To do:
[1] Return the passage from the forum discussion between "This does not" and "days are numbered.", inclusive, copied word for word.
[2] Answer these questions using the forum discussion:
(a) What does the writer who describes taking baby steps replace negative thoughts with?
(b) How long is the road trip to family for each holiday?
(c) What holiday tradition do the writer and DD share?
[3] Continue the forum discussion after its final sentence.

Document excerpt:

________

I love your post, B! I agree!!
Bamboo, good for you!
Yes, keep taking baby steps ... and one day, you'll look around and catch yourself walking -- on a new path!
For me, baby steps means getting through each day in such a way that benefits ME.
(Not because of self-centeredness but for my health and sanity.)
I.e., I remind myself to mind my own business, to replace the negative thoughts with prayers, and just stay busy -- either through work or play.
Then, repeat the next day. It's a job but pays well!
This does not mean I don't love my AC or am not concerned anymore.
It does mean I now realize that I can't do one thing about her choices -- except let myself get stressed out and even sick over them.
And I don't want that anymore.
I keep reminding myself to enjoy my life. (Yes, I'm still in the battle, too ...)
We only get one -- and our days are numbered.
Fill the days with 'good' things, however 'small' they seem.
(read good book, eat good food, reach out to others, take a walk, notice the beauty of nature, shop, decorate the house or garden, take a class, get a pet, or whatever you like to do, but be kind to yourself during this hard time.
I've gathered many pearls here, too -- probably enough to string a necklace! Thanks to all the wise women who are also kind and compassionate to reach out to those hurting.
Often when we're waiting for people and/or circumstances to change, we feel as if the pain is permanent. But healing will come. There is hope!
Shiny, thanks for your great ideas about steps I can take. I seem to do well when there is little to no contact with DD. And I probably should not obsess about the holidays, but they loom large and I just want to get some possible scenarios figured out because they might threaten to undo the good work I am doing now.
One of the traditions that DD and I have is to make holiday cookies for ourselves and our extended family, and we always make extra batches so she can share them with her BFs large extended family with tons of kids (She loooooooves children). And she gets proprietal about the cookies so there are enough for his family, not thinking about OUR family. OK, so in the past two years I have just agreed to this. THIS year, however, I am not even sure I want to go down this cookie baking path, knowing this will again be the case. It will just upset me and cause friction between us. I could try to talk to her about it, but I am afraid it wouldn't go well and she would say, "Well, I thought it was something we always do together that is special, but if that's how you feel, whatever. My mistake." (Dripping with guilt trip). So what to do about that? Perhaps you will think this is a silly, trite thing, but it is symbolic of the main hurts I've had over the last two and a half years, which is her choosing his family over ours time and again. I know that I should extend the invitations for her to join us for the holidays (which means a four or five hour road trip and overnight stay for each holiday for all of us, as both DHs and my family are out of state), and let go of any expectation as to whether she comes or not. The hard part will be interacting with her and avoiding the subject of her BF and his family. I will not bring up his name at all. If she does, I am not sure how to handle it. Lots of things to consider. Any advice?

________

Records provided:
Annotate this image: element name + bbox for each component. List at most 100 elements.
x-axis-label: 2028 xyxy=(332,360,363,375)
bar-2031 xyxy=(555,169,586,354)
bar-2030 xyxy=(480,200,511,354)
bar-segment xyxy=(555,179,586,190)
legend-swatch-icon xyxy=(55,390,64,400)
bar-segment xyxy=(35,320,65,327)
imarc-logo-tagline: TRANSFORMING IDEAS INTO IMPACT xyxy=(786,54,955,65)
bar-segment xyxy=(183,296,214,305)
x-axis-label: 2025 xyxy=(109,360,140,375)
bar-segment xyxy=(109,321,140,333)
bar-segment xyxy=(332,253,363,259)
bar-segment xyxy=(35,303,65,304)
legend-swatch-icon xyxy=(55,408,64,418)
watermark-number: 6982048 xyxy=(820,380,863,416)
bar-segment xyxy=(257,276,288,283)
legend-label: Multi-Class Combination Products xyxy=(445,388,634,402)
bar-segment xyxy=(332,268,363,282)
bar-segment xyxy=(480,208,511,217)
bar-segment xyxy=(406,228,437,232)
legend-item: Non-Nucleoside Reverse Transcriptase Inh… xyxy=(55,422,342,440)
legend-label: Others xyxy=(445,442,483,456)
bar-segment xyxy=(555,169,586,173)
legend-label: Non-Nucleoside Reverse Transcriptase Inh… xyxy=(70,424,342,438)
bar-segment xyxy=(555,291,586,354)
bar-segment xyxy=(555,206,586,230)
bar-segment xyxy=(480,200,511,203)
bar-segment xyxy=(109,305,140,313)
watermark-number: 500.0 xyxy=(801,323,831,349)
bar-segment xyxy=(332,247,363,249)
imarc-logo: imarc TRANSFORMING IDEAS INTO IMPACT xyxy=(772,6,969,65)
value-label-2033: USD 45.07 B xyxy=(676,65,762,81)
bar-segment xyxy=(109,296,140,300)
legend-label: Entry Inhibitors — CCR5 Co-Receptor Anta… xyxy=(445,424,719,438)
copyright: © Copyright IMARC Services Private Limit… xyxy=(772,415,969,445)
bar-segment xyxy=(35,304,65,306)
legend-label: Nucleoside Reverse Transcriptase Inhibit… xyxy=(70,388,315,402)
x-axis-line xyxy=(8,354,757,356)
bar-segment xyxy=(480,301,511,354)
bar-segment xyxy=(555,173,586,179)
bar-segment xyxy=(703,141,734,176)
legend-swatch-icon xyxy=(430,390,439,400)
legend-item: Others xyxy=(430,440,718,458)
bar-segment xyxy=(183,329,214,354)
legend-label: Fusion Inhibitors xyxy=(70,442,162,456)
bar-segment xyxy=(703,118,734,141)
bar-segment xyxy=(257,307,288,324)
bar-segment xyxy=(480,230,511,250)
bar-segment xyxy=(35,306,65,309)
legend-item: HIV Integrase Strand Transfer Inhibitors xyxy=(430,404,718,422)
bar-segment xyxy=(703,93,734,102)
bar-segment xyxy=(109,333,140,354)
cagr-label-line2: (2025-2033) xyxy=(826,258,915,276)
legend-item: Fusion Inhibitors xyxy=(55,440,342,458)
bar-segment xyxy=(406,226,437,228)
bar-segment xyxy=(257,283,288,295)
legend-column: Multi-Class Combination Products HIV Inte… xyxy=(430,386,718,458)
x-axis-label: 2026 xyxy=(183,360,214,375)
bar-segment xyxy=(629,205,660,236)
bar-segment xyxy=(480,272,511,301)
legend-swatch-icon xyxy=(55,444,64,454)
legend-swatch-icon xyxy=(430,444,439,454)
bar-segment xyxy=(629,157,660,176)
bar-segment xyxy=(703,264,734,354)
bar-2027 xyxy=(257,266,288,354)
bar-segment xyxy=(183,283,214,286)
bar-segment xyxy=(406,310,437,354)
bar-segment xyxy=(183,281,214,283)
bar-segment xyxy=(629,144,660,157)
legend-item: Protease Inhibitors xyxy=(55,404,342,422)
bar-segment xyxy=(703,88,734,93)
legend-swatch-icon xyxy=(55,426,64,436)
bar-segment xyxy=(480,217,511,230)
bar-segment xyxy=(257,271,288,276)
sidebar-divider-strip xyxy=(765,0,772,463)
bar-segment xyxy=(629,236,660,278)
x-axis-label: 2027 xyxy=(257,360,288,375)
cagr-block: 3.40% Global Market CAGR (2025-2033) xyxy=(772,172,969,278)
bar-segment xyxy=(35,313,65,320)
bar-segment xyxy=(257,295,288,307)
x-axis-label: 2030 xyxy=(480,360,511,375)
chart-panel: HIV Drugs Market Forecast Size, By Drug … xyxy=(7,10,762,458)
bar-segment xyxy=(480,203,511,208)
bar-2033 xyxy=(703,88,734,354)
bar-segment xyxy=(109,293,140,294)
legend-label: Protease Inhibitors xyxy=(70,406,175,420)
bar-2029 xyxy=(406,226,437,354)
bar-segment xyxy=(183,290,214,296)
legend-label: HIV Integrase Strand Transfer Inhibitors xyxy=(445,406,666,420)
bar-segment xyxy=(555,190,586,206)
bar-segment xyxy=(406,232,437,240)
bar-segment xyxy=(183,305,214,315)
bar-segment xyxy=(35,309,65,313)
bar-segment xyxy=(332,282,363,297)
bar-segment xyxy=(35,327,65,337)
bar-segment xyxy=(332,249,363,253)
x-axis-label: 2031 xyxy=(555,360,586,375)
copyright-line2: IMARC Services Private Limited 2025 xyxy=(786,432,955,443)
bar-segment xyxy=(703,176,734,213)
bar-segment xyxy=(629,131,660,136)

________

Replies:
[1]
This does not mean I don't love my AC or am not concerned anymore.
It does mean I now realize that I can't do one thing about her choices -- except let myself get stressed out and even sick over them.
And I don't want that anymore.
I keep reminding myself to enjoy my life. (Yes, I'm still in the battle, too ...)
We only get one -- and our days are numbered.

[2]
(a) Prayers.
(b) Four or five hours, with an overnight stay.
(c) Making holiday cookies for themselves and their extended family.

[3]
I'm not sure how to handle this either, B. Just last night I was thinking about different ways to say politely, yet firmly, how very tired I am of hearing about DIL's fabulous golden FOO!
My feelings still get hurt when they come first. There's more to it than simple envy - as you said, it symbolizes other hurts and issues. Other than keeping busy and silent, I don't know how to handle it. I'm afraid to speak up and lose what we've still got.
My take is we can never compete with parents who chose to bring up their children in an environment of entitlement. We chose to be loving teachers and disciplinarians, the ones who said 'no'. We held the purse strings and the activity strings which often put us in an adversarial position.
We we luck out, our offspring marry someone who grew up experiencing a 'normal' childhood that contained unfulfilled wants and expectations. If they marry someone that led an 'entitled' upbringing and they are offered the same entitlement venue, it can be pretty enticing to an immature, young adult. More often than not, it's irresistible and they go for the gold.
It has absolutely nothing to do with us in my view...and yet having provided an honest world for our children to learn to cope with...we lose them to utopia.
OK Bamboo, it sounds like you really don't want to bake cookies with your DD this year. Are you sure she will bring it up if you don't? And if she does bring it up why do you think you will feel guilty? I find I spend waaay to much of my time imagining how bad something will be. If I just tell myself that it will be wonderful things just seem to turn out better for me. And if I am really sure that it will be horrible I just avoid it. I don't waste my time feeling guilty because of all those times they ignored me on different occasions. By golly if they can ignore my birthday, Mother's day and even Christmas then I can certainly skip the baby shower where all of her FOO will be circling like wolves! My years are numbered and I plan on enjoying them!!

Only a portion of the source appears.